[Element placement data]
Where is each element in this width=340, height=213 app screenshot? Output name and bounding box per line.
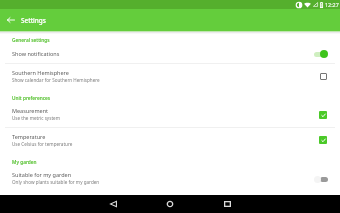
button[interactable]: Show notifications toggle (314, 48, 328, 60)
staticText: Use Celsius for temperature (12, 141, 73, 147)
button[interactable]: Checkbox checked (317, 109, 329, 121)
button[interactable]: Measurement (0, 102, 340, 127)
button[interactable]: Back (4, 13, 18, 27)
button[interactable]: Suitable for my garden toggle (314, 173, 328, 185)
staticText: My garden (12, 159, 37, 166)
staticText: Suitable for my garden (12, 171, 72, 178)
staticText: Measurement (12, 107, 49, 114)
button[interactable]: Suitable for my garden (0, 167, 340, 191)
button[interactable]: Checkbox checked (317, 134, 329, 146)
staticText: Show notifications (12, 50, 60, 57)
staticText: Use the metric system (12, 115, 60, 121)
staticText: Unit preferences (12, 95, 51, 102)
staticText: Southern Hemisphere (12, 69, 69, 76)
button[interactable]: Back (101, 195, 125, 213)
staticText: Show calendar for Southern Hemisphere (12, 77, 100, 83)
button[interactable]: Checkbox unchecked (317, 70, 329, 82)
staticText: Only show plants suitable for my garden (12, 179, 100, 185)
staticText: General settings (12, 37, 50, 44)
button[interactable]: Show notifications (0, 45, 340, 63)
button[interactable]: Southern Hemisphere (0, 64, 340, 88)
staticText: 12:27 (325, 1, 339, 8)
button[interactable]: Recent apps (215, 195, 239, 213)
button[interactable]: Temperature (0, 128, 340, 152)
staticText: Temperature (12, 133, 46, 140)
button[interactable]: Home (158, 195, 182, 213)
staticText: Settings (21, 16, 46, 25)
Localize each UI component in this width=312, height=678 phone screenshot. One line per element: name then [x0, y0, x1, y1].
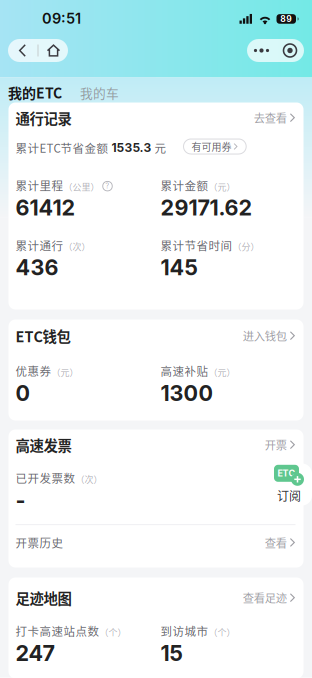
staticText: 累计通行 [16, 237, 64, 254]
staticText: （公里） [64, 180, 100, 193]
staticText: 61412 [16, 195, 76, 221]
staticText: 足迹地图 [16, 588, 72, 608]
button[interactable]: Home [38, 39, 68, 62]
button[interactable]: ETC [266, 464, 312, 506]
staticText: 订阅 [277, 487, 301, 504]
staticText: 优惠券 [16, 362, 52, 379]
staticText: 通行记录 [16, 108, 72, 128]
staticText: （个） [208, 626, 236, 638]
staticText: 0 [16, 380, 30, 406]
staticText: 我的车 [80, 84, 119, 102]
staticText: 高速发票 [16, 434, 72, 455]
staticText: 累计节省时间 [160, 237, 232, 254]
staticText: 累计里程 [16, 177, 64, 194]
staticText: 到访城市 [160, 622, 208, 639]
staticText: （元） [208, 180, 236, 193]
staticText: 累计金额 [160, 177, 208, 194]
staticText: 145 [160, 254, 198, 280]
staticText: （个） [100, 626, 126, 638]
staticText: ? [106, 182, 110, 190]
staticText: 已开发票数 [16, 469, 76, 486]
staticText: （元） [52, 366, 78, 378]
button[interactable]: 有可用券 [184, 141, 246, 156]
staticText: （分） [232, 240, 260, 253]
staticText: 进入钱包 [243, 328, 287, 344]
staticText: 有可用券 [192, 139, 232, 154]
staticText: ETC钱包 [16, 326, 70, 346]
staticText: 436 [16, 254, 58, 280]
staticText: - [16, 487, 26, 513]
staticText: 查看足迹 [243, 590, 287, 606]
button[interactable]: More [247, 39, 276, 62]
button[interactable]: Close [276, 39, 304, 62]
staticText: 1300 [160, 380, 214, 406]
staticText: （元） [208, 366, 236, 378]
staticText: 开票 [265, 436, 287, 453]
staticText: 查看 [265, 534, 287, 551]
staticText: 89 [280, 14, 292, 24]
staticText: 09:51 [42, 10, 81, 27]
staticText: 开票历史 [16, 534, 64, 551]
staticText: 去查看 [254, 110, 287, 126]
staticText: ETC [278, 468, 296, 479]
button[interactable]: 进入钱包 [243, 330, 296, 346]
staticText: 29171.62 [160, 195, 252, 221]
button[interactable]: 我的ETC [8, 82, 62, 102]
button[interactable]: 我的车 [80, 84, 119, 102]
staticText: 元 [152, 139, 166, 156]
staticText: 247 [16, 640, 54, 666]
button[interactable]: 去查看 [254, 112, 296, 128]
staticText: 15 [160, 640, 182, 666]
button[interactable]: 查看足迹 [243, 592, 296, 608]
staticText: 1535.3 [112, 140, 152, 155]
staticText: （次） [76, 472, 102, 486]
staticText: 打卡高速站点数 [16, 622, 100, 639]
staticText: （次） [64, 240, 90, 253]
staticText: 我的ETC [8, 82, 62, 102]
button[interactable]: Back [8, 39, 38, 62]
button[interactable]: 开票 [265, 439, 296, 455]
staticText: 累计ETC节省金额 [16, 139, 112, 156]
button[interactable]: 开票历史 [16, 534, 296, 551]
staticText: 高速补贴 [160, 362, 208, 379]
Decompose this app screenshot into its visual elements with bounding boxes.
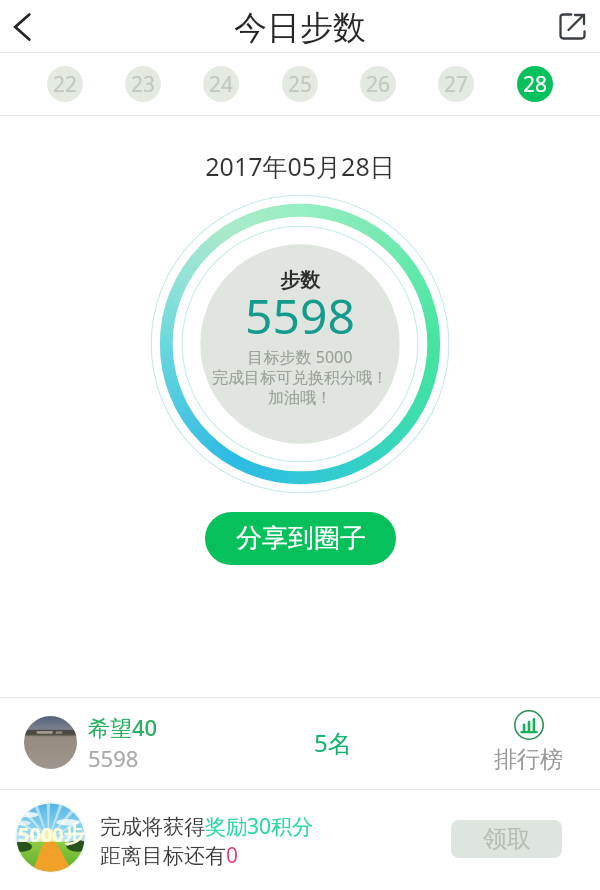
button[interactable]: Share bbox=[544, 0, 600, 53]
staticText: 2017年05月28日 bbox=[0, 149, 600, 183]
staticText: 26 bbox=[366, 70, 391, 99]
staticText: 5名 bbox=[314, 726, 352, 759]
staticText: 排行榜 bbox=[494, 745, 563, 774]
staticText: 目标步数 5000 完成目标可兑换积分哦！ 加油哦！ bbox=[0, 346, 600, 408]
staticText: 领取 bbox=[483, 824, 531, 854]
staticText: 分享到圈子 bbox=[236, 522, 366, 555]
staticText: 今日步数 bbox=[234, 7, 366, 49]
staticText: 5000步 bbox=[18, 821, 84, 848]
button[interactable]: 领取 bbox=[451, 820, 562, 858]
staticText: 完成将获得奖励30积分 bbox=[100, 812, 314, 841]
staticText: 24 bbox=[209, 70, 234, 99]
button[interactable]: 24 bbox=[203, 66, 239, 102]
button[interactable]: 25 bbox=[282, 66, 318, 102]
button[interactable]: Back bbox=[0, 0, 50, 53]
staticText: 25 bbox=[288, 70, 313, 99]
button[interactable]: 希望40 bbox=[0, 698, 600, 789]
staticText: 距离目标还有0 bbox=[100, 841, 239, 870]
button[interactable]: 26 bbox=[360, 66, 396, 102]
button[interactable]: 5000步 bbox=[0, 790, 600, 890]
staticText: 5598 bbox=[88, 743, 139, 773]
staticText: 22 bbox=[53, 70, 78, 99]
button[interactable]: 28 bbox=[517, 66, 553, 102]
staticText: 23 bbox=[131, 70, 156, 99]
button[interactable]: 排行榜 bbox=[490, 704, 566, 786]
staticText: 28 bbox=[523, 70, 548, 99]
button[interactable]: 23 bbox=[125, 66, 161, 102]
button[interactable]: 分享到圈子 bbox=[205, 512, 396, 565]
button[interactable]: 27 bbox=[438, 66, 474, 102]
staticText: 27 bbox=[444, 70, 469, 99]
staticText: 5598 bbox=[0, 283, 600, 348]
button[interactable]: 22 bbox=[47, 66, 83, 102]
staticText: 希望40 bbox=[88, 712, 158, 742]
staticText: 步数 bbox=[0, 268, 600, 293]
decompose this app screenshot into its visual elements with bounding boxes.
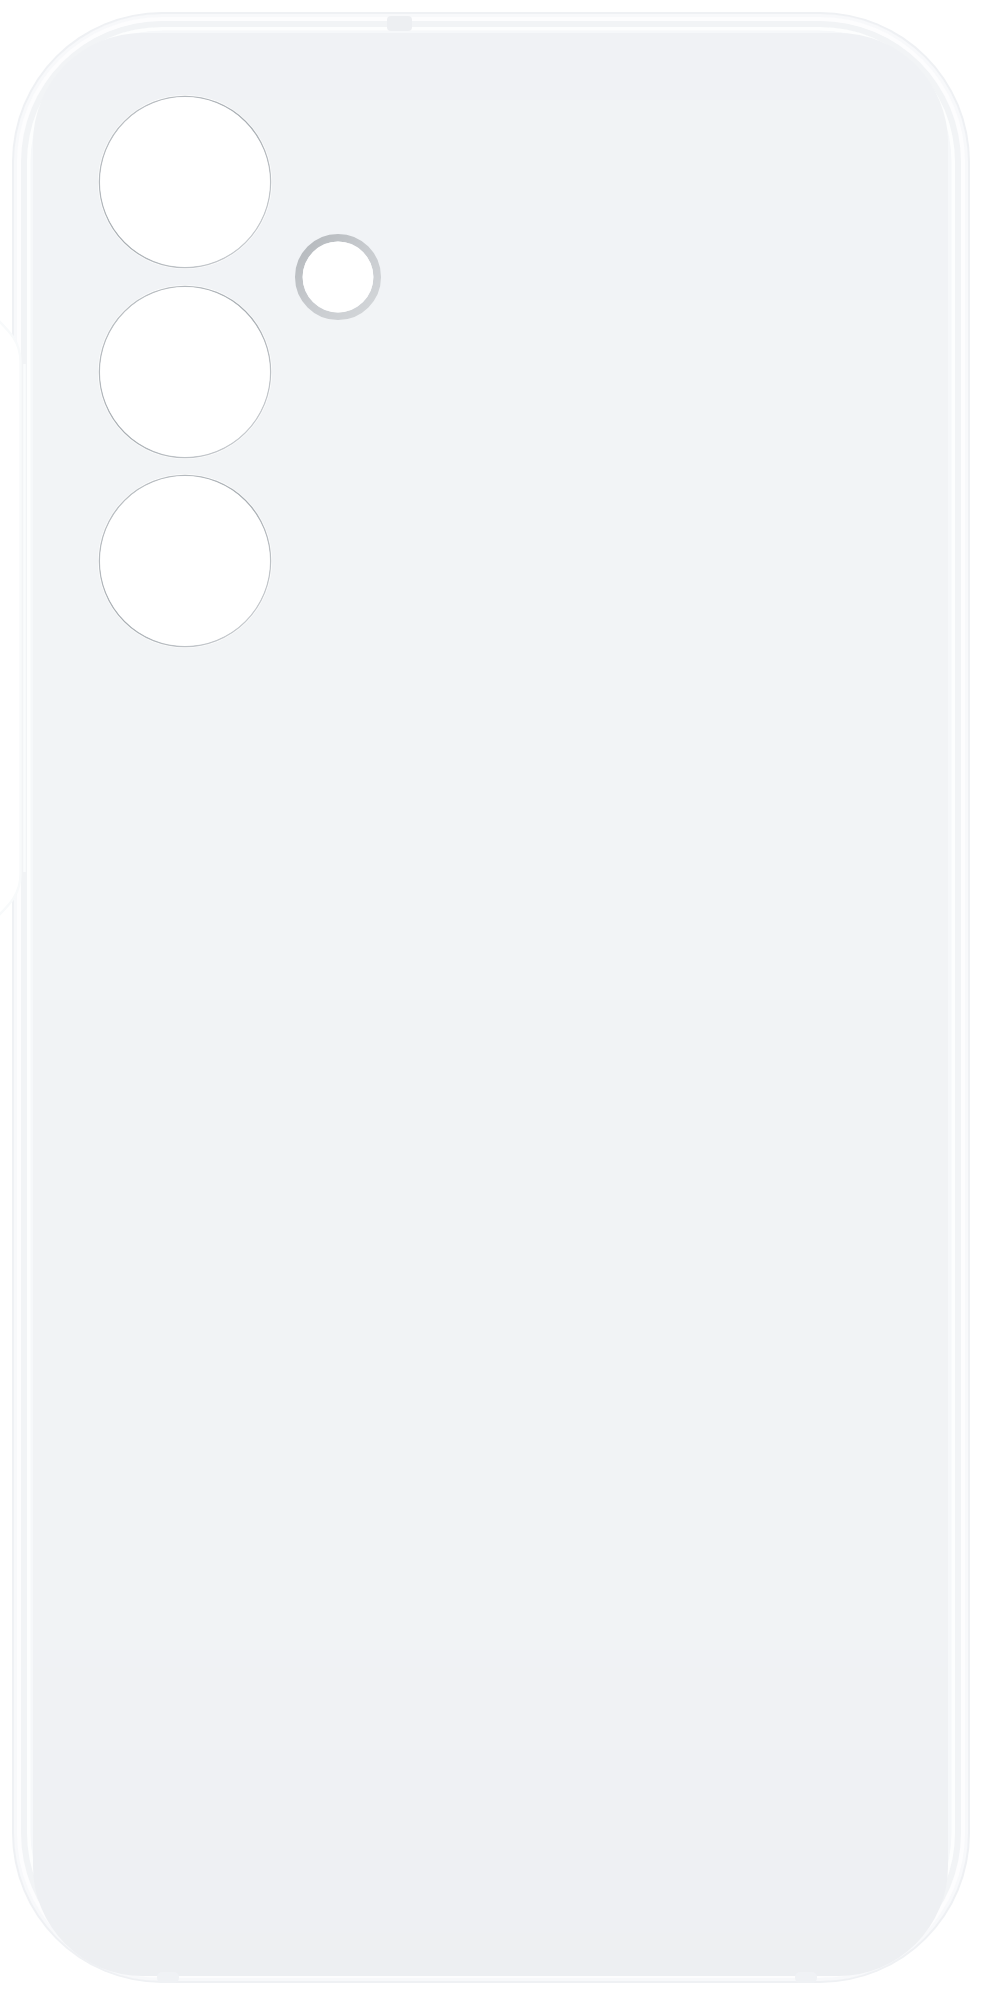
button[interactable]: Clear protective phone case, back view [0,0,981,2000]
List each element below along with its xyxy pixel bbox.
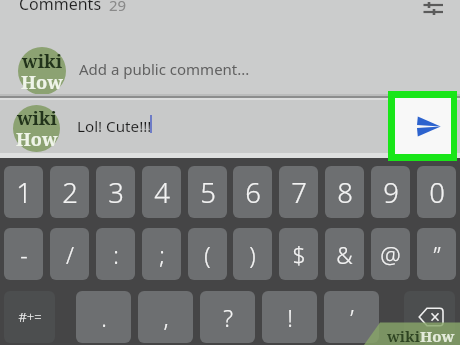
button[interactable]: 5 bbox=[188, 166, 227, 218]
staticText: How bbox=[420, 326, 455, 345]
staticText: 4 bbox=[154, 174, 170, 211]
staticText: #+= bbox=[18, 308, 42, 326]
staticText: 7 bbox=[291, 174, 307, 211]
button[interactable]: . bbox=[76, 291, 131, 343]
staticText: 29 bbox=[109, 0, 127, 15]
staticText: 0 bbox=[429, 174, 445, 211]
button[interactable]: ! bbox=[262, 291, 317, 343]
button[interactable]: / bbox=[50, 228, 89, 280]
button[interactable]: , bbox=[138, 291, 193, 343]
button[interactable]: 9 bbox=[371, 166, 410, 218]
staticText: 5 bbox=[200, 174, 216, 211]
button[interactable]: 8 bbox=[325, 166, 364, 218]
staticText: wiki bbox=[17, 106, 57, 131]
staticText: 2 bbox=[62, 174, 78, 211]
staticText: & bbox=[336, 239, 353, 270]
button[interactable]: ” bbox=[417, 228, 456, 280]
button[interactable]: $ bbox=[279, 228, 318, 280]
staticText: How bbox=[21, 69, 63, 92]
button[interactable]: Sort comments bbox=[417, 0, 449, 25]
button[interactable]: 1 bbox=[4, 166, 43, 218]
button[interactable]: ( bbox=[188, 228, 227, 280]
button[interactable]: & bbox=[325, 228, 364, 280]
staticText: 9 bbox=[383, 174, 399, 211]
button[interactable]: 6 bbox=[233, 166, 272, 218]
staticText: : bbox=[113, 239, 119, 270]
staticText: ! bbox=[287, 302, 293, 333]
button[interactable]: 2 bbox=[50, 166, 89, 218]
button[interactable]: 0 bbox=[417, 166, 456, 218]
button[interactable]: - bbox=[4, 228, 43, 280]
staticText: wiki bbox=[387, 326, 420, 345]
staticText: ; bbox=[159, 239, 165, 270]
staticText: $ bbox=[292, 239, 306, 270]
button[interactable]: 4 bbox=[142, 166, 181, 218]
button[interactable]: ’ bbox=[324, 291, 379, 343]
button[interactable]: Send comment bbox=[388, 91, 457, 161]
staticText: How bbox=[16, 127, 58, 149]
staticText: . bbox=[101, 302, 107, 333]
staticText: ? bbox=[223, 302, 233, 333]
staticText: , bbox=[163, 302, 169, 333]
button[interactable]: @ bbox=[371, 228, 410, 280]
staticText: ’ bbox=[350, 302, 354, 333]
button[interactable]: ; bbox=[142, 228, 181, 280]
button[interactable]: 7 bbox=[279, 166, 318, 218]
staticText: Comments bbox=[19, 0, 102, 15]
button[interactable]: #+= bbox=[4, 291, 55, 343]
staticText: 6 bbox=[245, 174, 261, 211]
button[interactable]: wiki bbox=[0, 41, 460, 95]
staticText: 8 bbox=[337, 174, 353, 211]
button[interactable]: 3 bbox=[96, 166, 135, 218]
staticText: 1 bbox=[16, 174, 32, 211]
staticText: Lol! Cute!!! bbox=[77, 116, 152, 137]
staticText: ( bbox=[204, 239, 211, 270]
staticText: ” bbox=[433, 239, 441, 270]
button[interactable]: Backspace bbox=[404, 291, 455, 343]
staticText: 3 bbox=[108, 174, 124, 211]
button[interactable]: : bbox=[96, 228, 135, 280]
staticText: @ bbox=[380, 239, 401, 270]
staticText: - bbox=[20, 239, 28, 270]
button[interactable]: ) bbox=[233, 228, 272, 280]
staticText: / bbox=[66, 239, 74, 270]
staticText: wiki bbox=[22, 48, 63, 73]
button[interactable]: ? bbox=[200, 291, 255, 343]
staticText: Add a public comment... bbox=[79, 59, 250, 79]
staticText: ) bbox=[249, 239, 256, 270]
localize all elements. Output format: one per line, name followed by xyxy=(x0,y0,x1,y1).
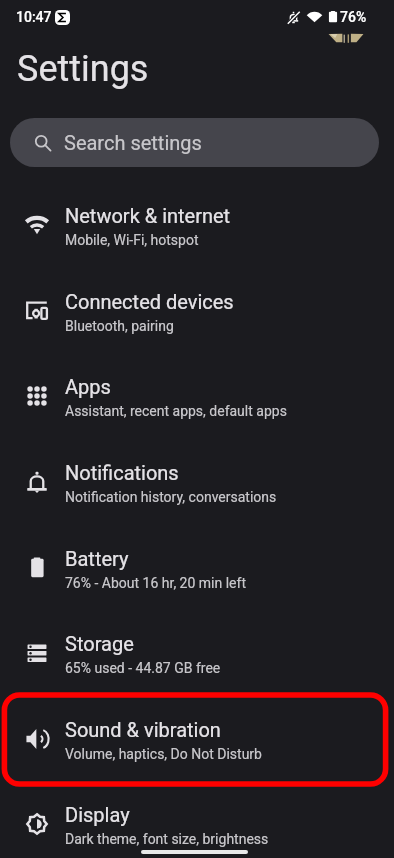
staticText: 10:47 xyxy=(16,9,52,25)
staticText: Display xyxy=(65,803,130,826)
staticText: Dark theme, font size, brightness xyxy=(65,831,269,847)
staticText: Sound & vibration xyxy=(65,718,221,741)
staticText: Notifications xyxy=(65,461,179,484)
button[interactable]: Storage xyxy=(0,610,394,696)
other: Notifications xyxy=(26,471,48,493)
button[interactable]: Apps xyxy=(0,353,394,439)
button[interactable]: Search settings xyxy=(10,118,379,167)
other: Battery xyxy=(26,557,48,579)
staticText: Battery xyxy=(65,547,129,570)
button[interactable]: Network and internet xyxy=(0,182,394,268)
staticText: Network & internet xyxy=(65,204,231,227)
button[interactable]: Display xyxy=(0,781,394,858)
staticText: Assistant, recent apps, default apps xyxy=(65,403,287,419)
staticText: Bluetooth, pairing xyxy=(65,318,174,334)
other: Connected devices xyxy=(26,300,48,322)
staticText: Volume, haptics, Do Not Disturb xyxy=(65,746,262,762)
staticText: Apps xyxy=(65,375,111,398)
other: Sound and vibration xyxy=(26,728,48,750)
other: Storage xyxy=(26,642,48,664)
button[interactable]: Sound and vibration xyxy=(0,696,394,782)
staticText: 76% - About 16 hr, 20 min left xyxy=(65,575,246,591)
staticText: Mobile, Wi-Fi, hotspot xyxy=(65,232,199,248)
other: Display xyxy=(26,813,48,835)
staticText: Notification history, conversations xyxy=(65,489,277,505)
staticText: Search settings xyxy=(64,131,202,154)
staticText: Settings xyxy=(17,48,149,90)
button[interactable]: Battery xyxy=(0,525,394,611)
staticText: Storage xyxy=(65,632,134,655)
other: Network and internet xyxy=(26,214,48,236)
staticText: Connected devices xyxy=(65,290,234,313)
staticText: 76% xyxy=(340,9,367,25)
staticText: 65% used - 44.87 GB free xyxy=(65,660,221,676)
button[interactable]: Connected devices xyxy=(0,268,394,354)
other: Apps xyxy=(26,385,48,407)
button[interactable]: Notifications xyxy=(0,439,394,525)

__The task__.
Quote the lines of the material exactly, starting at the line that contains "button[interactable]: Share bbox=[544, 0, 600, 53]" and stopping after the line that contains "staticText: 24 bbox=[209, 70, 234, 99]".

__Answer to this exercise__.
button[interactable]: Share bbox=[544, 0, 600, 53]
staticText: 2017年05月28日 bbox=[0, 149, 600, 183]
staticText: 26 bbox=[366, 70, 391, 99]
staticText: 5名 bbox=[314, 726, 352, 759]
staticText: 排行榜 bbox=[494, 745, 563, 774]
staticText: 目标步数 5000 完成目标可兑换积分哦！ 加油哦！ bbox=[0, 346, 600, 408]
staticText: 领取 bbox=[483, 824, 531, 854]
staticText: 分享到圈子 bbox=[236, 522, 366, 555]
staticText: 今日步数 bbox=[234, 7, 366, 49]
staticText: 5000步 bbox=[18, 821, 84, 848]
button[interactable]: 领取 bbox=[451, 820, 562, 858]
staticText: 完成将获得奖励30积分 bbox=[100, 812, 314, 841]
staticText: 24 bbox=[209, 70, 234, 99]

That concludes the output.